Exercise:
Would you set down every entry shown below, precisely as written?

Supplied material:
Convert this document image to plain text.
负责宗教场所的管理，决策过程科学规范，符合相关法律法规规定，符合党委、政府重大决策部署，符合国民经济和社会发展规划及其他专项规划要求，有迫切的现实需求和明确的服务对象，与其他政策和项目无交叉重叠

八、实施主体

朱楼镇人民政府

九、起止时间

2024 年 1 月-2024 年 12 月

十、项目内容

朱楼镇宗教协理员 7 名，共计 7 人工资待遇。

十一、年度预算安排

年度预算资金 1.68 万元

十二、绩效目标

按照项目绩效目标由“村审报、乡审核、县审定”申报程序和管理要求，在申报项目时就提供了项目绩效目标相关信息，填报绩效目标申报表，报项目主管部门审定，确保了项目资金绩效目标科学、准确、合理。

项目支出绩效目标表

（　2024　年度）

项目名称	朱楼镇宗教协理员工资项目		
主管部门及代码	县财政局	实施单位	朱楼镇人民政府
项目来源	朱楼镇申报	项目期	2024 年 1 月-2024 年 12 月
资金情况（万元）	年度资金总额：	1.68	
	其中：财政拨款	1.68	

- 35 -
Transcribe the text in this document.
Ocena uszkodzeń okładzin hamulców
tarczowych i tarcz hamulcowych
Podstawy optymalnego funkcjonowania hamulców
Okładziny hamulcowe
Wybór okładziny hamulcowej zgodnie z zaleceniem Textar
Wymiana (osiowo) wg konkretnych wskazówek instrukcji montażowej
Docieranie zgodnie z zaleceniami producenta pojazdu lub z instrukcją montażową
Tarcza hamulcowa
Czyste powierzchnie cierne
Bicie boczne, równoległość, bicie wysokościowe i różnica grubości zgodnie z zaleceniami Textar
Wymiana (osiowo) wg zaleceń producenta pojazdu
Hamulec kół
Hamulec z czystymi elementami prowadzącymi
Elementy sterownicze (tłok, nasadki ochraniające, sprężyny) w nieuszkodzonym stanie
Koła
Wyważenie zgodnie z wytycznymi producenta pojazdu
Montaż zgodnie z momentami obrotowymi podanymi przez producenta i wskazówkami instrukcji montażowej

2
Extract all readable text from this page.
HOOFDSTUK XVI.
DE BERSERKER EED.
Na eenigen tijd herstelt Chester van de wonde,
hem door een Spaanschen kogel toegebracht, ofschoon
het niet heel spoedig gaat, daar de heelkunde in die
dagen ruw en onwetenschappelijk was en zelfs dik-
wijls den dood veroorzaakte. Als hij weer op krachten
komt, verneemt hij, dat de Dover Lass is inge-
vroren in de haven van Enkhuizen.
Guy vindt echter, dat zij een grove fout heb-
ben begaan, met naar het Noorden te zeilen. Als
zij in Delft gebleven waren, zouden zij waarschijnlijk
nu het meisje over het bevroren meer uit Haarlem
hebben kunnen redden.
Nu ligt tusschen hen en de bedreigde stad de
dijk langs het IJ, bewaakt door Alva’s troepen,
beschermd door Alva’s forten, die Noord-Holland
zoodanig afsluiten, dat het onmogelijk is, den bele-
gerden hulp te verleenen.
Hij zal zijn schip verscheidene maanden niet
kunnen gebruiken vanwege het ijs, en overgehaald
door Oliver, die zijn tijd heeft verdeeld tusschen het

Solution:
Convert this document image to plain text.
负责宗教场所的管理，决策过程科学规范，符合相关法律法规规定，符合党委、政府重大决策部署，符合国民经济和社会发展规划及其他专项规划要求，有迫切的现实需求和明确的服务对象，与其他政策和项目无交叉重叠

八、实施主体

朱楼镇人民政府

九、起止时间

2024 年 1 月-2024 年 12 月

十、项目内容

朱楼镇宗教协理员 7 名，共计 7 人工资待遇。

十一、年度预算安排

年度预算资金 1.68 万元

十二、绩效目标

按照项目绩效目标由“村审报、乡审核、县审定”申报程序和管理要求，在申报项目时就提供了项目绩效目标相关信息，填报绩效目标申报表，报项目主管部门审定，确保了项目资金绩效目标科学、准确、合理。

项目支出绩效目标表

（　2024　年度）

项目名称	朱楼镇宗教协理员工资项目		
主管部门及代码	县财政局	实施单位	朱楼镇人民政府
项目来源	朱楼镇申报	项目期	2024 年 1 月-2024 年 12 月
资金情况（万元）	年度资金总额：	1.68	
	其中：财政拨款	1.68	

- 35 -
Transcribe the text in this document.
Ocena uszkodzeń okładzin hamulców
tarczowych i tarcz hamulcowych
Podstawy optymalnego funkcjonowania hamulców
Okładziny hamulcowe
Wybór okładziny hamulcowej zgodnie z zaleceniem Textar
Wymiana (osiowo) wg konkretnych wskazówek instrukcji montażowej
Docieranie zgodnie z zaleceniami producenta pojazdu lub z instrukcją montażową
Tarcza hamulcowa
Czyste powierzchnie cierne
Bicie boczne, równoległość, bicie wysokościowe i różnica grubości zgodnie z zaleceniami Textar
Wymiana (osiowo) wg zaleceń producenta pojazdu
Hamulec kół
Hamulec z czystymi elementami prowadzącymi
Elementy sterownicze (tłok, nasadki ochraniające, sprężyny) w nieuszkodzonym stanie
Koła
Wyważenie zgodnie z wytycznymi producenta pojazdu
Montaż zgodnie z momentami obrotowymi podanymi przez producenta i wskazówkami instrukcji montażowej

2
Extract all readable text from this page.
HOOFDSTUK XVI.
DE BERSERKER EED.
Na eenigen tijd herstelt Chester van de wonde,
hem door een Spaanschen kogel toegebracht, ofschoon
het niet heel spoedig gaat, daar de heelkunde in die
dagen ruw en onwetenschappelijk was en zelfs dik-
wijls den dood veroorzaakte. Als hij weer op krachten
komt, verneemt hij, dat de Dover Lass is inge-
vroren in de haven van Enkhuizen.
Guy vindt echter, dat zij een grove fout heb-
ben begaan, met naar het Noorden te zeilen. Als
zij in Delft gebleven waren, zouden zij waarschijnlijk
nu het meisje over het bevroren meer uit Haarlem
hebben kunnen redden.
Nu ligt tusschen hen en de bedreigde stad de
dijk langs het IJ, bewaakt door Alva’s troepen,
beschermd door Alva’s forten, die Noord-Holland
zoodanig afsluiten, dat het onmogelijk is, den bele-
gerden hulp te verleenen.
Hij zal zijn schip verscheidene maanden niet
kunnen gebruiken vanwege het ijs, en overgehaald
door Oliver, die zijn tijd heeft verdeeld tusschen het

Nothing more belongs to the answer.